WHAT THE TASK ASKS => Return each line that holds the word "Выберите".

____

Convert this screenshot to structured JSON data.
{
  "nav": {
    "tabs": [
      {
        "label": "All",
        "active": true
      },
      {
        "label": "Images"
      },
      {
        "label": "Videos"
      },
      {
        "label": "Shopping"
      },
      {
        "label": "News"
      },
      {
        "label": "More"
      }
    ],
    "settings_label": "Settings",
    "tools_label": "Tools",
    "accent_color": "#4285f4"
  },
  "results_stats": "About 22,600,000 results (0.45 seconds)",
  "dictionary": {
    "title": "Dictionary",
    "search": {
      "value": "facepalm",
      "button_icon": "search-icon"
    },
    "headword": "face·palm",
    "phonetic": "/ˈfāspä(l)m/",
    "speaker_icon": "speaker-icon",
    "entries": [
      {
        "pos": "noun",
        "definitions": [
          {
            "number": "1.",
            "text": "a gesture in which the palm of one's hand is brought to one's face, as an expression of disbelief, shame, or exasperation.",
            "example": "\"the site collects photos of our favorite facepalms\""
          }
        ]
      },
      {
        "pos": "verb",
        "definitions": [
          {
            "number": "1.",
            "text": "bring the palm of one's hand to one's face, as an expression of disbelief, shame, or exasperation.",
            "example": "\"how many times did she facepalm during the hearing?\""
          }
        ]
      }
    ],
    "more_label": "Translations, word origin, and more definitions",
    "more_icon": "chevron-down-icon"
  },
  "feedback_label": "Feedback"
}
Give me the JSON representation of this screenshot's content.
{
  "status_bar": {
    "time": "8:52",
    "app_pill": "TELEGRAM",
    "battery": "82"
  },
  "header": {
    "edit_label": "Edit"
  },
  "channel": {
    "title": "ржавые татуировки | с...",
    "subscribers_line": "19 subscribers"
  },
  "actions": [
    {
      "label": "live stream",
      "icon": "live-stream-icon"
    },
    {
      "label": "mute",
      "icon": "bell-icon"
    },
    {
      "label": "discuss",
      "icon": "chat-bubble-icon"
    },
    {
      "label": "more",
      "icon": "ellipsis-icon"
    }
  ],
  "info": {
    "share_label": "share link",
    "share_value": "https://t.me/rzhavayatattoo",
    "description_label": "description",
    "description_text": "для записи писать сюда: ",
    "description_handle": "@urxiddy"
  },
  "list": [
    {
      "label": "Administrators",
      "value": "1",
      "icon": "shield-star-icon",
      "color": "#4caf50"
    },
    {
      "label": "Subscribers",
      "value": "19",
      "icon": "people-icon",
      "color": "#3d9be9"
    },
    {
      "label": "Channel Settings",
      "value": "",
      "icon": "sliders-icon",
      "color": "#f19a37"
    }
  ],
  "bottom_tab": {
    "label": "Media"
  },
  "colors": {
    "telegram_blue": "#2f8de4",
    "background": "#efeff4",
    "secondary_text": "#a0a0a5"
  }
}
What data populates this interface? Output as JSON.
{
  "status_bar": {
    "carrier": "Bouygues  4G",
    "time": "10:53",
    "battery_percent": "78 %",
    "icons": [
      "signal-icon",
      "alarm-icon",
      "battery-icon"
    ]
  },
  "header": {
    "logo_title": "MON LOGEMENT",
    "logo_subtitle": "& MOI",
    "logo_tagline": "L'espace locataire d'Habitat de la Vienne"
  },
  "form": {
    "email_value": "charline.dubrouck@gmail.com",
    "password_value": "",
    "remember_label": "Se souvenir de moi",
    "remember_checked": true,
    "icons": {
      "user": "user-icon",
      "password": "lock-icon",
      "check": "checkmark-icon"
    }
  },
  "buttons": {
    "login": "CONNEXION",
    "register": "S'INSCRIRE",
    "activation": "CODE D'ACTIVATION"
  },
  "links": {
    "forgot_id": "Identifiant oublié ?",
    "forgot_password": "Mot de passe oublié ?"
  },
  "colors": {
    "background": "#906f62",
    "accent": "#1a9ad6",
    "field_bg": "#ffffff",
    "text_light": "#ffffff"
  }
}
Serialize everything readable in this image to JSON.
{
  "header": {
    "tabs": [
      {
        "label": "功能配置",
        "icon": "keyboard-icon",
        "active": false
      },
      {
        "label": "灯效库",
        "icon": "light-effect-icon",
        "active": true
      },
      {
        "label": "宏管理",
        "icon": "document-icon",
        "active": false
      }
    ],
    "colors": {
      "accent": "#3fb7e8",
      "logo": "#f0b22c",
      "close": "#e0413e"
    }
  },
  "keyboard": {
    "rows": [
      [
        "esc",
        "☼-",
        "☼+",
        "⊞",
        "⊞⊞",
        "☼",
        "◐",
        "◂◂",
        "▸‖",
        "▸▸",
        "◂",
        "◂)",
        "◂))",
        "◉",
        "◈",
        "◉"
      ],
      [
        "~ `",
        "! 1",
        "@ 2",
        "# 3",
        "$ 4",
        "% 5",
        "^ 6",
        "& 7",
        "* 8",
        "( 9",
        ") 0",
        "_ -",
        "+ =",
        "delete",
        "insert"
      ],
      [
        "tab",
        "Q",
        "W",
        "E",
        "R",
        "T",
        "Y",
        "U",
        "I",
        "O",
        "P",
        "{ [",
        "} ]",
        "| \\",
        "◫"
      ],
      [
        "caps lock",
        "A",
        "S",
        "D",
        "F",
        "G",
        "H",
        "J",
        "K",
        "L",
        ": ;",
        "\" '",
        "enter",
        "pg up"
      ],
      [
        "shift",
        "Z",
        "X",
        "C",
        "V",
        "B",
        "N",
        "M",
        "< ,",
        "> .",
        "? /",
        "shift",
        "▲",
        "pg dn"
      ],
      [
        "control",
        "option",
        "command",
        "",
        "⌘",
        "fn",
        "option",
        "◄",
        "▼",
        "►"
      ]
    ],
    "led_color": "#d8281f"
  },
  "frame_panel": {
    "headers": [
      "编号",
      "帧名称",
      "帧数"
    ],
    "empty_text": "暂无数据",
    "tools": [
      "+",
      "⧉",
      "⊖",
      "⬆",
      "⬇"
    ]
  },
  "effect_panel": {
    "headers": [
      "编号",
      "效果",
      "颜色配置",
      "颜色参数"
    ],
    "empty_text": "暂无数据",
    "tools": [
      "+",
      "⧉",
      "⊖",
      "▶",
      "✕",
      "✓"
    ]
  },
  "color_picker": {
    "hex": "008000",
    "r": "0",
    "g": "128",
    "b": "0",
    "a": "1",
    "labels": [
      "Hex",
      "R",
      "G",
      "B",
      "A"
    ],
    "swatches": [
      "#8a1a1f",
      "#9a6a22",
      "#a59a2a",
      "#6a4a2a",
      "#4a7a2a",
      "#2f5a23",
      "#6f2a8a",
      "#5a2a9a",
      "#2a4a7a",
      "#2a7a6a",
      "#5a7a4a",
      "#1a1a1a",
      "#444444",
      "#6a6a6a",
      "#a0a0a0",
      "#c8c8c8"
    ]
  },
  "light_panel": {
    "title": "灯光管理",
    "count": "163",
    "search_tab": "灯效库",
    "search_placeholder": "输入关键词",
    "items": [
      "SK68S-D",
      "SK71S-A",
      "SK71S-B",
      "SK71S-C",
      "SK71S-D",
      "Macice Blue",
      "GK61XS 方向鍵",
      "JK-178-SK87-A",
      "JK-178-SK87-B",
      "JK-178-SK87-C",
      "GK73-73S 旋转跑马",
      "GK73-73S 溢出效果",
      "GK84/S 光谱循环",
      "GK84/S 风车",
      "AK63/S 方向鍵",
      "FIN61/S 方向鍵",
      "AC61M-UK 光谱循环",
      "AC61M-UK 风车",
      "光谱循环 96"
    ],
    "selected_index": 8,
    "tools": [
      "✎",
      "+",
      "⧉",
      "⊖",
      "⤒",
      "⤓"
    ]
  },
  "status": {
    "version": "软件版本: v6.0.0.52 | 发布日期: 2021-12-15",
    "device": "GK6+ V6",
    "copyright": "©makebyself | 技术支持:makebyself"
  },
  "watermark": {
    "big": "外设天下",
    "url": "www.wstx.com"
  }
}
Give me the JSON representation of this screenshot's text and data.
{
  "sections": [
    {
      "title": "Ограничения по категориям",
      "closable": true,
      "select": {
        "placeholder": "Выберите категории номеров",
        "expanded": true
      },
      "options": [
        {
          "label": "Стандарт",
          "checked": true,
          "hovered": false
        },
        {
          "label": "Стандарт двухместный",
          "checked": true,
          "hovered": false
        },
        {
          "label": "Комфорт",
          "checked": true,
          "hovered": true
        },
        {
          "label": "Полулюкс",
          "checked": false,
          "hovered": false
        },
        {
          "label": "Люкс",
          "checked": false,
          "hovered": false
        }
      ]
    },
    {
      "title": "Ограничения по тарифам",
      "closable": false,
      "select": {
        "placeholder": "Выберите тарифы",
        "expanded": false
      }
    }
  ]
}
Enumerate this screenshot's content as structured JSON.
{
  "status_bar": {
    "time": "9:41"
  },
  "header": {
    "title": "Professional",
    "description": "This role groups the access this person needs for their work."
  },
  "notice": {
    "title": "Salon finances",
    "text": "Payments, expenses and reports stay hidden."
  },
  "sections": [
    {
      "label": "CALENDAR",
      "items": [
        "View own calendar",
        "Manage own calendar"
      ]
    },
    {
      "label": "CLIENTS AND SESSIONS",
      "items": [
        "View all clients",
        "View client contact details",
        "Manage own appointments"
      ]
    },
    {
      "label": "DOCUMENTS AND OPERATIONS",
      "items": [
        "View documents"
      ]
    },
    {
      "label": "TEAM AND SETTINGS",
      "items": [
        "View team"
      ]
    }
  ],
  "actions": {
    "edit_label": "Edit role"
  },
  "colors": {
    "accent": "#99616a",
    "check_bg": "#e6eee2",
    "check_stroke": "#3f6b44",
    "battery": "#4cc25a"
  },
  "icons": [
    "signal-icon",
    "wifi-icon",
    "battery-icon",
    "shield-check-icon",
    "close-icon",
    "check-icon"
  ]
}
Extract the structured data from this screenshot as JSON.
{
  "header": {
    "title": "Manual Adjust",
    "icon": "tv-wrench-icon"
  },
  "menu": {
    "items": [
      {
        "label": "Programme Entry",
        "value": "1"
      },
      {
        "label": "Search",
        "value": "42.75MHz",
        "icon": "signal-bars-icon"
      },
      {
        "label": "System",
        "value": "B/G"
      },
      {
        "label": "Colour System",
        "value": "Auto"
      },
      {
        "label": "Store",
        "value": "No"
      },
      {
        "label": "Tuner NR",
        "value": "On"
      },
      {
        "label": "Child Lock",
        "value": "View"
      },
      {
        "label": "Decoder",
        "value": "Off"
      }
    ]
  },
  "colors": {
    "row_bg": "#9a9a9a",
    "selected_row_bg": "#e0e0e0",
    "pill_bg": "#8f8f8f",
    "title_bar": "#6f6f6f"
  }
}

____

RIGHT ANSWER =>
        "placeholder": "Выберите категории номеров",
        "placeholder": "Выберите тарифы",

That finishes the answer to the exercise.